**What is expected**
Send back the entries below exactly as they appear.

**Input**
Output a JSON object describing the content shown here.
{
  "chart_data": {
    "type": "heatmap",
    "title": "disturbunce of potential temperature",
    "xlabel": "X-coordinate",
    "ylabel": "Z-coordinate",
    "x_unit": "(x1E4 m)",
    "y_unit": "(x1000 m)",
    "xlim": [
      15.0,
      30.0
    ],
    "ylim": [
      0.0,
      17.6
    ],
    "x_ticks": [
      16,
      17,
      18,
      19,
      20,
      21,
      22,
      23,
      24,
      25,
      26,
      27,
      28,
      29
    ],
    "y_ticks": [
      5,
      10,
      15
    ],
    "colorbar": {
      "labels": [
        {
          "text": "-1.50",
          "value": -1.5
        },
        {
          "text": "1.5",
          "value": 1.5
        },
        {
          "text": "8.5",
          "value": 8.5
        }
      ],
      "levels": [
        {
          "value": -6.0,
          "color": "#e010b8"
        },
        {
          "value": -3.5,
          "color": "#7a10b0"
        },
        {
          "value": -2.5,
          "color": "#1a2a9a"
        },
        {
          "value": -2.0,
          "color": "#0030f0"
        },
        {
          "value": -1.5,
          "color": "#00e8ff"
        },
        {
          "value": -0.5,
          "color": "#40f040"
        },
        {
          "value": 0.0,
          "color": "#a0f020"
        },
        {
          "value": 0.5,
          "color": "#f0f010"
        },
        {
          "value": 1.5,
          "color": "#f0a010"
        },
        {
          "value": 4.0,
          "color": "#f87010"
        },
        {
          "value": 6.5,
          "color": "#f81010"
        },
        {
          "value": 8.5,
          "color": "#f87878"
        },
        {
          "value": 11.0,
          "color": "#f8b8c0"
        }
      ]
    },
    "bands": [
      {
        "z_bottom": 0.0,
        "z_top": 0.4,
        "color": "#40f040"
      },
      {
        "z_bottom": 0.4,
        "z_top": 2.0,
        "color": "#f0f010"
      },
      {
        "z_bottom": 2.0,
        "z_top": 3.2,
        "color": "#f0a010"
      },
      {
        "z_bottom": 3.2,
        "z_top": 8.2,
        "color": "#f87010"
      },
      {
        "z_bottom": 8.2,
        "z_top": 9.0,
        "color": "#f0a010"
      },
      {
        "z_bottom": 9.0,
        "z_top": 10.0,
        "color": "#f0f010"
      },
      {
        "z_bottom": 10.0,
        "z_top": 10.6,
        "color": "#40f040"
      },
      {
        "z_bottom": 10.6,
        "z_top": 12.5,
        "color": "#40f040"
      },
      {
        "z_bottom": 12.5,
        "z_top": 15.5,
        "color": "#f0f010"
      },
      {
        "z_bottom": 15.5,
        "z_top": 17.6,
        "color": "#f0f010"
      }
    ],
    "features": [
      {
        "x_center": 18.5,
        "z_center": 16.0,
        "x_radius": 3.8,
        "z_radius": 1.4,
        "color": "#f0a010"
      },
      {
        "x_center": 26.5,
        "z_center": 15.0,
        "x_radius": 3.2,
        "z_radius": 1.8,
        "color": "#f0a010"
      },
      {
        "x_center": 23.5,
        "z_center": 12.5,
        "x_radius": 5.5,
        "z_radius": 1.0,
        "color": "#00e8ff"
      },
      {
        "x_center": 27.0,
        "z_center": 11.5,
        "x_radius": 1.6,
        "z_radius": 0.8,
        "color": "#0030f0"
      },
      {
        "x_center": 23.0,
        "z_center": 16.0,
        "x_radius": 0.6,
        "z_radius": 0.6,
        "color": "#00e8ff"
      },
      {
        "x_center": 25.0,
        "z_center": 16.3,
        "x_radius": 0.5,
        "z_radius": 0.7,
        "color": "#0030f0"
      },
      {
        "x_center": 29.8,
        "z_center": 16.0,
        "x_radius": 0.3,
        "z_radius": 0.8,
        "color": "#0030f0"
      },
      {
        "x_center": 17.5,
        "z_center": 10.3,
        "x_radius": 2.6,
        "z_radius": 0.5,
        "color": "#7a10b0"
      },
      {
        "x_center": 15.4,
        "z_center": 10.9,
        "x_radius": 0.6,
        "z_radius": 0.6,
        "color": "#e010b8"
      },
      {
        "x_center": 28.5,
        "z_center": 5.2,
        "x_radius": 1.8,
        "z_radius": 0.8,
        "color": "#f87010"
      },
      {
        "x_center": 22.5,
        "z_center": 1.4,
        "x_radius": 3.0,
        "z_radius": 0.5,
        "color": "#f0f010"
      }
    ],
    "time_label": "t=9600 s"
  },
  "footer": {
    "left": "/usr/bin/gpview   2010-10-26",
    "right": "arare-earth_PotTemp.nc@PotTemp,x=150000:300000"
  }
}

**Written answer**
Output a JSON object describing the content shown here.
{
  "chart_data": {
    "type": "heatmap",
    "title": "disturbunce of potential temperature",
    "xlabel": "X-coordinate",
    "ylabel": "Z-coordinate",
    "x_unit": "(x1E4 m)",
    "y_unit": "(x1000 m)",
    "xlim": [
      15.0,
      30.0
    ],
    "ylim": [
      0.0,
      17.6
    ],
    "x_ticks": [
      16,
      17,
      18,
      19,
      20,
      21,
      22,
      23,
      24,
      25,
      26,
      27,
      28,
      29
    ],
    "y_ticks": [
      5,
      10,
      15
    ],
    "colorbar": {
      "labels": [
        {
          "text": "-1.50",
          "value": -1.5
        },
        {
          "text": "1.5",
          "value": 1.5
        },
        {
          "text": "8.5",
          "value": 8.5
        }
      ],
      "levels": [
        {
          "value": -6.0,
          "color": "#e010b8"
        },
        {
          "value": -3.5,
          "color": "#7a10b0"
        },
        {
          "value": -2.5,
          "color": "#1a2a9a"
        },
        {
          "value": -2.0,
          "color": "#0030f0"
        },
        {
          "value": -1.5,
          "color": "#00e8ff"
        },
        {
          "value": -0.5,
          "color": "#40f040"
        },
        {
          "value": 0.0,
          "color": "#a0f020"
        },
        {
          "value": 0.5,
          "color": "#f0f010"
        },
        {
          "value": 1.5,
          "color": "#f0a010"
        },
        {
          "value": 4.0,
          "color": "#f87010"
        },
        {
          "value": 6.5,
          "color": "#f81010"
        },
        {
          "value": 8.5,
          "color": "#f87878"
        },
        {
          "value": 11.0,
          "color": "#f8b8c0"
        }
      ]
    },
    "bands": [
      {
        "z_bottom": 0.0,
        "z_top": 0.4,
        "color": "#40f040"
      },
      {
        "z_bottom": 0.4,
        "z_top": 2.0,
        "color": "#f0f010"
      },
      {
        "z_bottom": 2.0,
        "z_top": 3.2,
        "color": "#f0a010"
      },
      {
        "z_bottom": 3.2,
        "z_top": 8.2,
        "color": "#f87010"
      },
      {
        "z_bottom": 8.2,
        "z_top": 9.0,
        "color": "#f0a010"
      },
      {
        "z_bottom": 9.0,
        "z_top": 10.0,
        "color": "#f0f010"
      },
      {
        "z_bottom": 10.0,
        "z_top": 10.6,
        "color": "#40f040"
      },
      {
        "z_bottom": 10.6,
        "z_top": 12.5,
        "color": "#40f040"
      },
      {
        "z_bottom": 12.5,
        "z_top": 15.5,
        "color": "#f0f010"
      },
      {
        "z_bottom": 15.5,
        "z_top": 17.6,
        "color": "#f0f010"
      }
    ],
    "features": [
      {
        "x_center": 18.5,
        "z_center": 16.0,
        "x_radius": 3.8,
        "z_radius": 1.4,
        "color": "#f0a010"
      },
      {
        "x_center": 26.5,
        "z_center": 15.0,
        "x_radius": 3.2,
        "z_radius": 1.8,
        "color": "#f0a010"
      },
      {
        "x_center": 23.5,
        "z_center": 12.5,
        "x_radius": 5.5,
        "z_radius": 1.0,
        "color": "#00e8ff"
      },
      {
        "x_center": 27.0,
        "z_center": 11.5,
        "x_radius": 1.6,
        "z_radius": 0.8,
        "color": "#0030f0"
      },
      {
        "x_center": 23.0,
        "z_center": 16.0,
        "x_radius": 0.6,
        "z_radius": 0.6,
        "color": "#00e8ff"
      },
      {
        "x_center": 25.0,
        "z_center": 16.3,
        "x_radius": 0.5,
        "z_radius": 0.7,
        "color": "#0030f0"
      },
      {
        "x_center": 29.8,
        "z_center": 16.0,
        "x_radius": 0.3,
        "z_radius": 0.8,
        "color": "#0030f0"
      },
      {
        "x_center": 17.5,
        "z_center": 10.3,
        "x_radius": 2.6,
        "z_radius": 0.5,
        "color": "#7a10b0"
      },
      {
        "x_center": 15.4,
        "z_center": 10.9,
        "x_radius": 0.6,
        "z_radius": 0.6,
        "color": "#e010b8"
      },
      {
        "x_center": 28.5,
        "z_center": 5.2,
        "x_radius": 1.8,
        "z_radius": 0.8,
        "color": "#f87010"
      },
      {
        "x_center": 22.5,
        "z_center": 1.4,
        "x_radius": 3.0,
        "z_radius": 0.5,
        "color": "#f0f010"
      }
    ],
    "time_label": "t=9600 s"
  },
  "footer": {
    "left": "/usr/bin/gpview   2010-10-26",
    "right": "arare-earth_PotTemp.nc@PotTemp,x=150000:300000"
  }
}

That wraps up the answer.